**REQUIRED TASK:**
From the listing below, extract every line in which the word "Cleanup" appears.

------------------------

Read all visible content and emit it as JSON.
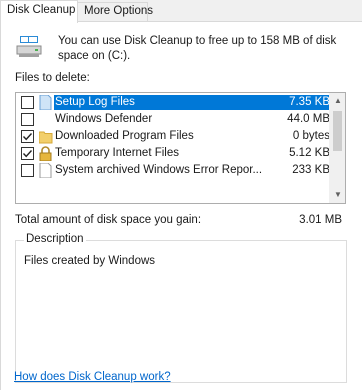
{
  "tabs": [
    {
      "label": "Disk Cleanup",
      "active": true
    },
    {
      "label": "More Options",
      "active": false
    }
  ],
  "intro": {
    "line1": "You can use Disk Cleanup to free up to 158 MB of disk",
    "line2": "space on  (C:)."
  },
  "files_label": "Files to delete:",
  "files": [
    {
      "name": "Setup Log Files",
      "size": "7.35 KB",
      "checked": false,
      "selected": true,
      "icon": "document-icon"
    },
    {
      "name": "Windows Defender",
      "size": "44.0 MB",
      "checked": false,
      "selected": false,
      "icon": "blank-icon"
    },
    {
      "name": "Downloaded Program Files",
      "size": "0 bytes",
      "checked": true,
      "selected": false,
      "icon": "folder-icon"
    },
    {
      "name": "Temporary Internet Files",
      "size": "5.12 KB",
      "checked": true,
      "selected": false,
      "icon": "lock-icon"
    },
    {
      "name": "System archived Windows Error Repor...",
      "size": "233 KB",
      "checked": false,
      "selected": false,
      "icon": "document-icon"
    }
  ],
  "total": {
    "label": "Total amount of disk space you gain:",
    "value": "3.01 MB"
  },
  "description": {
    "legend": "Description",
    "text": "Files created by Windows"
  },
  "help_link": "How does Disk Cleanup work?",
  "colors": {
    "selection": "#0078d7",
    "link": "#0066cc"
  }
}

------------------------

**RESPONSE:**
      "label": "Disk Cleanup",
    "line1": "You can use Disk Cleanup to free up to 158 MB of disk",
  "help_link": "How does Disk Cleanup work?",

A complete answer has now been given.